Problem to solve: Exactly reproduce the lines beginning with the line that includes "Transcribe this image's" and ending with the last line of the data.

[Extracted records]
☆ ☆ ☆ ☆ ☆
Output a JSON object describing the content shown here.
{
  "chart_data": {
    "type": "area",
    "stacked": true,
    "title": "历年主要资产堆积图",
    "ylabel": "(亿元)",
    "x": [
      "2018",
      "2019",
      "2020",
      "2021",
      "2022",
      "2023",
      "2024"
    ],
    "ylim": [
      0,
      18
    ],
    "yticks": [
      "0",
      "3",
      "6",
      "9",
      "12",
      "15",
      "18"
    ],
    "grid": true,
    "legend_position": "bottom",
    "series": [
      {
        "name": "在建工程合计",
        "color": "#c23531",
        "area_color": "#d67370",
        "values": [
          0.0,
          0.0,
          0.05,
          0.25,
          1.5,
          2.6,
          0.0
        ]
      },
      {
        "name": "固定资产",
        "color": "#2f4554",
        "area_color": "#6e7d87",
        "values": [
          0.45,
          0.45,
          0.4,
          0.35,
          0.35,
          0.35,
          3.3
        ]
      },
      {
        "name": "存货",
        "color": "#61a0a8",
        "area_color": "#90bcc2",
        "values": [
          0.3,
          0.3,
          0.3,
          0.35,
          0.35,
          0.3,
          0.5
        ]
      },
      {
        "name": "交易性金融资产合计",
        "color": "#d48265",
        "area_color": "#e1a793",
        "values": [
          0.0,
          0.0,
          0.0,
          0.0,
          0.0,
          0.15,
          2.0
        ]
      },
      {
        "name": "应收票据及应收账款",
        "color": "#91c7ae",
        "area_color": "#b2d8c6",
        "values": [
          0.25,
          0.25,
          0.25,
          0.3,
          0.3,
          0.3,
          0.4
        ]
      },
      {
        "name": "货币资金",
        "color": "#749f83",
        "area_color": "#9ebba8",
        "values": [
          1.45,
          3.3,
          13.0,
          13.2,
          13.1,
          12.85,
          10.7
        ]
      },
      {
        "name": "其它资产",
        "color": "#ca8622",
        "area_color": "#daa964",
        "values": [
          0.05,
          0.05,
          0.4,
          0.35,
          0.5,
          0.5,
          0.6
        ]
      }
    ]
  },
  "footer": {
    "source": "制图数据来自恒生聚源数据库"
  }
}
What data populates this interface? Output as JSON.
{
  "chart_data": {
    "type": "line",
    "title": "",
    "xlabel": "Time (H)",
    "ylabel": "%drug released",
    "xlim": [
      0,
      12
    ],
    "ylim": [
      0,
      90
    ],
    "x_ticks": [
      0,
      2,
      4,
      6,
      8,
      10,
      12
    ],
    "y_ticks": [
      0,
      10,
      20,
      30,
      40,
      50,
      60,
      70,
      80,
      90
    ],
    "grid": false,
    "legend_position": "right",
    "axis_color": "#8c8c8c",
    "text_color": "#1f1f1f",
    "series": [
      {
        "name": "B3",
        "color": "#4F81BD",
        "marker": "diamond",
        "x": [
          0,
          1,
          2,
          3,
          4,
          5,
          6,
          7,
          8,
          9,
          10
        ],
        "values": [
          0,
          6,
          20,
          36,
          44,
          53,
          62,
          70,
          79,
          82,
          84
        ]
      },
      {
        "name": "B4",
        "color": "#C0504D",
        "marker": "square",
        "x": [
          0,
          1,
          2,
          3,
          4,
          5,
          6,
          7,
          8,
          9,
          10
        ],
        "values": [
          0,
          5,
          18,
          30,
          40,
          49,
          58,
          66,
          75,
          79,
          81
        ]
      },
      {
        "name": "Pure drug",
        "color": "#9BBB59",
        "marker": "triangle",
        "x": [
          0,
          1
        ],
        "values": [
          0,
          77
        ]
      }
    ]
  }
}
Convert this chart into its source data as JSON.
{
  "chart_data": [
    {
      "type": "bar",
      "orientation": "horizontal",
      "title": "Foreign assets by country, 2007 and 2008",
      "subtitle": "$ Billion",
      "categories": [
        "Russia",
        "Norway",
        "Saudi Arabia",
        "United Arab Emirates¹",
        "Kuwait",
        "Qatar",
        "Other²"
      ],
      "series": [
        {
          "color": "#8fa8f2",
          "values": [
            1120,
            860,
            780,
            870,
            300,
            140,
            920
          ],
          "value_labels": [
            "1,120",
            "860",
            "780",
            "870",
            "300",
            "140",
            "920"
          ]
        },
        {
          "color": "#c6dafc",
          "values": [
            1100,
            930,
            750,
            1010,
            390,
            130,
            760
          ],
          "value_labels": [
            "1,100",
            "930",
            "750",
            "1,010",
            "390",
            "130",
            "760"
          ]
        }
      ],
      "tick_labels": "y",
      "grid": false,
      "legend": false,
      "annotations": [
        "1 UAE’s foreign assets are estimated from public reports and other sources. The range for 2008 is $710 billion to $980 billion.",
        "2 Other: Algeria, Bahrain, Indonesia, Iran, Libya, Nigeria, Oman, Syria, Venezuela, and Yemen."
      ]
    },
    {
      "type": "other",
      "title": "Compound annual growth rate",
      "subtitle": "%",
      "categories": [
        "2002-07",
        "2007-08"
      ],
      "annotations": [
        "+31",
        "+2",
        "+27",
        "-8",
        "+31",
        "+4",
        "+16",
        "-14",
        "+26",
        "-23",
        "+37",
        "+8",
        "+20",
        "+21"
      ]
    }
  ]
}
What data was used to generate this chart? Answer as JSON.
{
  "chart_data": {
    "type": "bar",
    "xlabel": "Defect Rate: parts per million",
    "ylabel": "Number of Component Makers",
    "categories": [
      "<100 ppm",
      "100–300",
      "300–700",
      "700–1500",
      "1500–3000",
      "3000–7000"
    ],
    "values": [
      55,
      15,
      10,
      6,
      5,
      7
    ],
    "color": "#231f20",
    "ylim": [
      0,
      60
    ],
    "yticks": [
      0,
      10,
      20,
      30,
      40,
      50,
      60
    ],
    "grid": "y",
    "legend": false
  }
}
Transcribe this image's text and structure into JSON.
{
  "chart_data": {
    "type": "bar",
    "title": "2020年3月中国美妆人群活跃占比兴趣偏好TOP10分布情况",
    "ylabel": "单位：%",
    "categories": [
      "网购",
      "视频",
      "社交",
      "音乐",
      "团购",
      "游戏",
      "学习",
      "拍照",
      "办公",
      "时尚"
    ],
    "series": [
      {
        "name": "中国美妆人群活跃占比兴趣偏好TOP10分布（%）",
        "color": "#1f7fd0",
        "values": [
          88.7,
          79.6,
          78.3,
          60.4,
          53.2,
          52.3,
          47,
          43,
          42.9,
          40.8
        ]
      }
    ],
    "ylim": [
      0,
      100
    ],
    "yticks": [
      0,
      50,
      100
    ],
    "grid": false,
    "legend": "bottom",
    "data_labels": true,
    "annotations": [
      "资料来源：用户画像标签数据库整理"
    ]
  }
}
☆ ☆ ☆ ☆ ☆
Worked solution:
Transcribe this image's text and structure into JSON.
{
  "chart_data": {
    "type": "bar",
    "title": "2020年3月中国美妆人群活跃占比兴趣偏好TOP10分布情况",
    "ylabel": "单位：%",
    "categories": [
      "网购",
      "视频",
      "社交",
      "音乐",
      "团购",
      "游戏",
      "学习",
      "拍照",
      "办公",
      "时尚"
    ],
    "series": [
      {
        "name": "中国美妆人群活跃占比兴趣偏好TOP10分布（%）",
        "color": "#1f7fd0",
        "values": [
          88.7,
          79.6,
          78.3,
          60.4,
          53.2,
          52.3,
          47,
          43,
          42.9,
          40.8
        ]
      }
    ],
    "ylim": [
      0,
      100
    ],
    "yticks": [
      0,
      50,
      100
    ],
    "grid": false,
    "legend": "bottom",
    "data_labels": true,
    "annotations": [
      "资料来源：用户画像标签数据库整理"
    ]
  }
}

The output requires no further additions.